> [Record set]:
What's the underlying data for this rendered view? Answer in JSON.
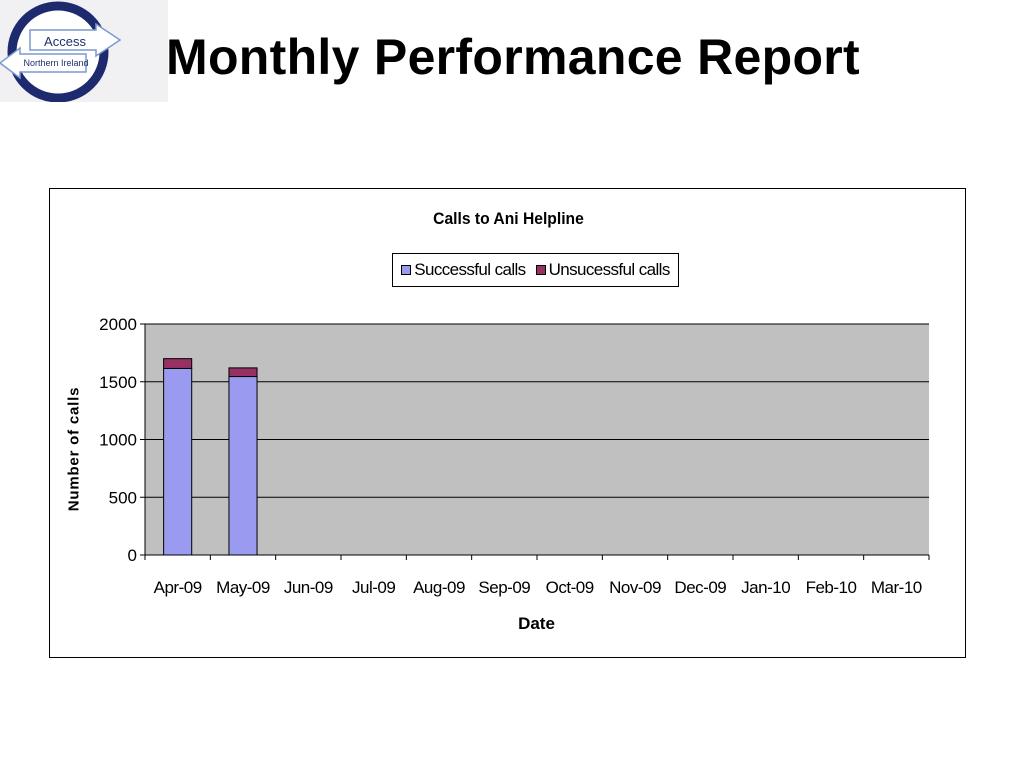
{
  "logo": {
    "line1": "Access",
    "line2": "Northern Ireland"
  },
  "page_title": "Monthly Performance Report",
  "colors": {
    "successful": "#9a9af0",
    "unsuccessful": "#973163",
    "plot_background": "#c0c0c0",
    "logo_ring": "#1e2a6e"
  },
  "chart_data": {
    "type": "bar",
    "stacked": true,
    "title": "Calls to Ani Helpline",
    "xlabel": "Date",
    "ylabel": "Number of calls",
    "categories": [
      "Apr-09",
      "May-09",
      "Jun-09",
      "Jul-09",
      "Aug-09",
      "Sep-09",
      "Oct-09",
      "Nov-09",
      "Dec-09",
      "Jan-10",
      "Feb-10",
      "Mar-10"
    ],
    "series": [
      {
        "name": "Successful calls",
        "values": [
          1615,
          1545,
          null,
          null,
          null,
          null,
          null,
          null,
          null,
          null,
          null,
          null
        ]
      },
      {
        "name": "Unsucessful calls",
        "values": [
          85,
          75,
          null,
          null,
          null,
          null,
          null,
          null,
          null,
          null,
          null,
          null
        ]
      }
    ],
    "ylim": [
      0,
      2000
    ],
    "yticks": [
      0,
      500,
      1000,
      1500,
      2000
    ],
    "grid": true,
    "legend_position": "top"
  }
}
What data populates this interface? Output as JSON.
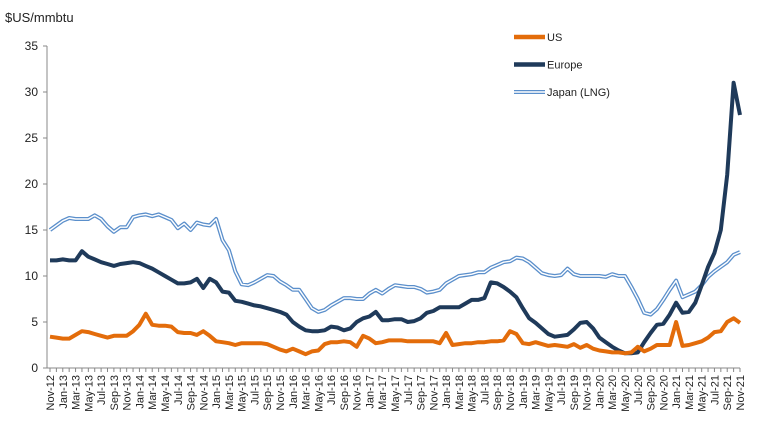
{
  "chart_data": {
    "type": "line",
    "title": "",
    "ylabel": "$US/mmbtu",
    "xlabel": "",
    "ylim": [
      0,
      35
    ],
    "yticks": [
      0,
      5,
      10,
      15,
      20,
      25,
      30,
      35
    ],
    "grid": false,
    "legend_position": "top-right",
    "x_frequency": "monthly",
    "x_tick_labels": [
      "Nov-12",
      "Jan-13",
      "Mar-13",
      "May-13",
      "Jul-13",
      "Sep-13",
      "Nov-13",
      "Jan-14",
      "Mar-14",
      "May-14",
      "Jul-14",
      "Sep-14",
      "Nov-14",
      "Jan-15",
      "Mar-15",
      "May-15",
      "Jul-15",
      "Sep-15",
      "Nov-15",
      "Jan-16",
      "Mar-16",
      "May-16",
      "Jul-16",
      "Sep-16",
      "Nov-16",
      "Jan-17",
      "Mar-17",
      "May-17",
      "Jul-17",
      "Sep-17",
      "Nov-17",
      "Jan-18",
      "Mar-18",
      "May-18",
      "Jul-18",
      "Sep-18",
      "Nov-18",
      "Jan-19",
      "Mar-19",
      "May-19",
      "Jul-19",
      "Sep-19",
      "Nov-19",
      "Jan-20",
      "Mar-20",
      "May-20",
      "Jul-20",
      "Sep-20",
      "Nov-20",
      "Jan-21",
      "Mar-21",
      "May-21",
      "Jul-21",
      "Sep-21",
      "Nov-21"
    ],
    "series": [
      {
        "name": "US",
        "color": "#E36C0A",
        "style": "solid",
        "values": [
          3.4,
          3.3,
          3.2,
          3.2,
          3.6,
          4.0,
          3.9,
          3.7,
          3.5,
          3.3,
          3.5,
          3.5,
          3.5,
          4.0,
          4.7,
          5.9,
          4.7,
          4.6,
          4.6,
          4.5,
          3.9,
          3.8,
          3.8,
          3.6,
          4.0,
          3.5,
          2.9,
          2.8,
          2.7,
          2.5,
          2.7,
          2.7,
          2.7,
          2.7,
          2.6,
          2.3,
          2.0,
          1.8,
          2.1,
          1.8,
          1.5,
          1.8,
          1.9,
          2.6,
          2.8,
          2.8,
          2.9,
          2.8,
          2.3,
          3.5,
          3.2,
          2.7,
          2.8,
          3.0,
          3.0,
          3.0,
          2.9,
          2.9,
          2.9,
          2.9,
          2.9,
          2.7,
          3.8,
          2.5,
          2.6,
          2.7,
          2.7,
          2.8,
          2.8,
          2.9,
          2.9,
          3.0,
          4.0,
          3.7,
          2.7,
          2.6,
          2.8,
          2.6,
          2.4,
          2.5,
          2.4,
          2.3,
          2.6,
          2.2,
          2.5,
          2.1,
          1.9,
          1.8,
          1.7,
          1.7,
          1.6,
          1.7,
          2.3,
          1.8,
          2.1,
          2.5,
          2.5,
          2.5,
          5.0,
          2.4,
          2.5,
          2.7,
          2.9,
          3.3,
          3.9,
          4.0,
          5.0,
          5.4,
          4.9
        ]
      },
      {
        "name": "Europe",
        "color": "#1F3A5A",
        "style": "solid",
        "values": [
          11.7,
          11.7,
          11.8,
          11.7,
          11.7,
          12.7,
          12.1,
          11.8,
          11.5,
          11.3,
          11.1,
          11.3,
          11.4,
          11.5,
          11.4,
          11.1,
          10.8,
          10.4,
          10.0,
          9.6,
          9.2,
          9.2,
          9.3,
          9.7,
          8.7,
          9.7,
          9.3,
          8.3,
          8.2,
          7.3,
          7.2,
          7.0,
          6.8,
          6.7,
          6.5,
          6.3,
          6.1,
          5.8,
          5.0,
          4.5,
          4.1,
          4.0,
          4.0,
          4.1,
          4.5,
          4.4,
          4.1,
          4.3,
          5.0,
          5.4,
          5.6,
          6.1,
          5.2,
          5.2,
          5.3,
          5.3,
          5.0,
          5.1,
          5.4,
          6.0,
          6.2,
          6.6,
          6.6,
          6.6,
          6.6,
          7.0,
          7.4,
          7.4,
          7.6,
          9.3,
          9.2,
          8.8,
          8.3,
          7.7,
          6.5,
          5.4,
          4.9,
          4.3,
          3.7,
          3.4,
          3.5,
          3.6,
          4.2,
          4.9,
          5.0,
          4.3,
          3.3,
          2.8,
          2.3,
          1.9,
          1.6,
          1.6,
          1.7,
          2.8,
          3.8,
          4.7,
          4.8,
          5.8,
          7.1,
          6.0,
          6.1,
          7.1,
          9.0,
          11.0,
          12.5,
          15.0,
          21.0,
          31.0,
          27.5
        ]
      },
      {
        "name": "Japan (LNG)",
        "color": "#5B8FCB",
        "style": "double",
        "values": [
          15.0,
          15.5,
          16.0,
          16.3,
          16.2,
          16.2,
          16.2,
          16.6,
          16.2,
          15.4,
          14.8,
          15.3,
          15.3,
          16.4,
          16.6,
          16.7,
          16.5,
          16.7,
          16.4,
          16.1,
          15.2,
          15.7,
          15.0,
          15.8,
          15.6,
          15.5,
          16.2,
          13.9,
          12.8,
          10.5,
          9.1,
          9.0,
          9.3,
          9.7,
          10.1,
          10.0,
          9.4,
          9.0,
          8.5,
          8.5,
          7.5,
          6.5,
          6.1,
          6.3,
          6.8,
          7.2,
          7.6,
          7.6,
          7.5,
          7.5,
          8.1,
          8.5,
          8.1,
          8.6,
          9.0,
          8.9,
          8.8,
          8.8,
          8.6,
          8.2,
          8.3,
          8.5,
          9.2,
          9.6,
          10.0,
          10.1,
          10.2,
          10.4,
          10.4,
          10.9,
          11.2,
          11.5,
          11.6,
          12.0,
          11.9,
          11.5,
          10.9,
          10.3,
          10.1,
          10.0,
          10.1,
          10.8,
          10.2,
          10.0,
          10.0,
          10.0,
          10.0,
          9.9,
          10.2,
          10.0,
          10.0,
          8.8,
          7.5,
          6.0,
          5.8,
          6.4,
          7.4,
          8.5,
          9.5,
          7.7,
          8.0,
          8.3,
          9.0,
          9.9,
          10.5,
          11.0,
          11.5,
          12.3,
          12.6
        ]
      }
    ]
  }
}
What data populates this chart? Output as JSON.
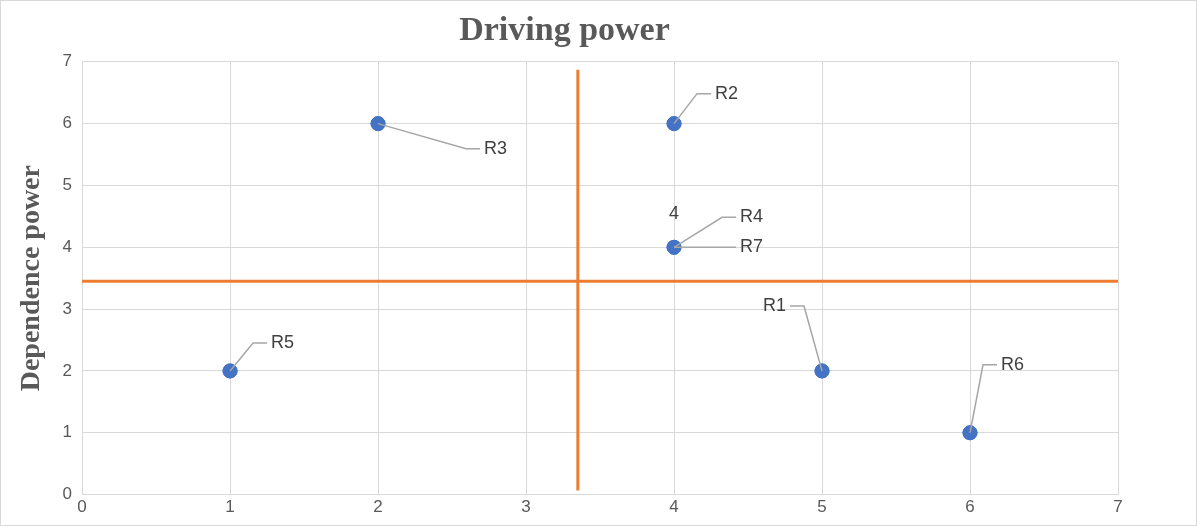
{
  "chart_data": {
    "type": "scatter",
    "title": "Driving power",
    "ylabel": "Dependence power",
    "x": [
      1,
      2,
      4,
      4,
      5,
      6
    ],
    "values": [
      2,
      6,
      6,
      4,
      2,
      1
    ],
    "color": "#4472c4",
    "marker": "circle",
    "xlim": [
      0,
      7
    ],
    "xticks": [
      0,
      1,
      2,
      3,
      4,
      5,
      6,
      7
    ],
    "ylim": [
      0,
      7
    ],
    "yticks": [
      0,
      1,
      2,
      3,
      4,
      5,
      6,
      7
    ],
    "grid": true,
    "legend": false,
    "ref_lines": [
      {
        "axis": "x",
        "value": 3.35,
        "color": "#ed7d31"
      },
      {
        "axis": "y",
        "value": 3.45,
        "color": "#ed7d31"
      }
    ],
    "annotations": [
      {
        "text": "R5",
        "x": 1,
        "y": 2
      },
      {
        "text": "R3",
        "x": 2,
        "y": 6
      },
      {
        "text": "R2",
        "x": 4,
        "y": 6
      },
      {
        "text": "4",
        "x": 4,
        "y": 4
      },
      {
        "text": "R4",
        "x": 4,
        "y": 4
      },
      {
        "text": "R7",
        "x": 4,
        "y": 4
      },
      {
        "text": "R1",
        "x": 5,
        "y": 2
      },
      {
        "text": "R6",
        "x": 6,
        "y": 1
      }
    ]
  }
}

> [Exercise goal]: Transcribe exactly the portion of the material above that runs from the line containing "What data populates this chart?" through its last line, omitting all pictures.

> [Solution below]:
What data populates this chart? Output as JSON.
{
  "chart_data": {
    "type": "scatter",
    "title": "Driving power",
    "ylabel": "Dependence power",
    "x": [
      1,
      2,
      4,
      4,
      5,
      6
    ],
    "values": [
      2,
      6,
      6,
      4,
      2,
      1
    ],
    "color": "#4472c4",
    "marker": "circle",
    "xlim": [
      0,
      7
    ],
    "xticks": [
      0,
      1,
      2,
      3,
      4,
      5,
      6,
      7
    ],
    "ylim": [
      0,
      7
    ],
    "yticks": [
      0,
      1,
      2,
      3,
      4,
      5,
      6,
      7
    ],
    "grid": true,
    "legend": false,
    "ref_lines": [
      {
        "axis": "x",
        "value": 3.35,
        "color": "#ed7d31"
      },
      {
        "axis": "y",
        "value": 3.45,
        "color": "#ed7d31"
      }
    ],
    "annotations": [
      {
        "text": "R5",
        "x": 1,
        "y": 2
      },
      {
        "text": "R3",
        "x": 2,
        "y": 6
      },
      {
        "text": "R2",
        "x": 4,
        "y": 6
      },
      {
        "text": "4",
        "x": 4,
        "y": 4
      },
      {
        "text": "R4",
        "x": 4,
        "y": 4
      },
      {
        "text": "R7",
        "x": 4,
        "y": 4
      },
      {
        "text": "R1",
        "x": 5,
        "y": 2
      },
      {
        "text": "R6",
        "x": 6,
        "y": 1
      }
    ]
  }
}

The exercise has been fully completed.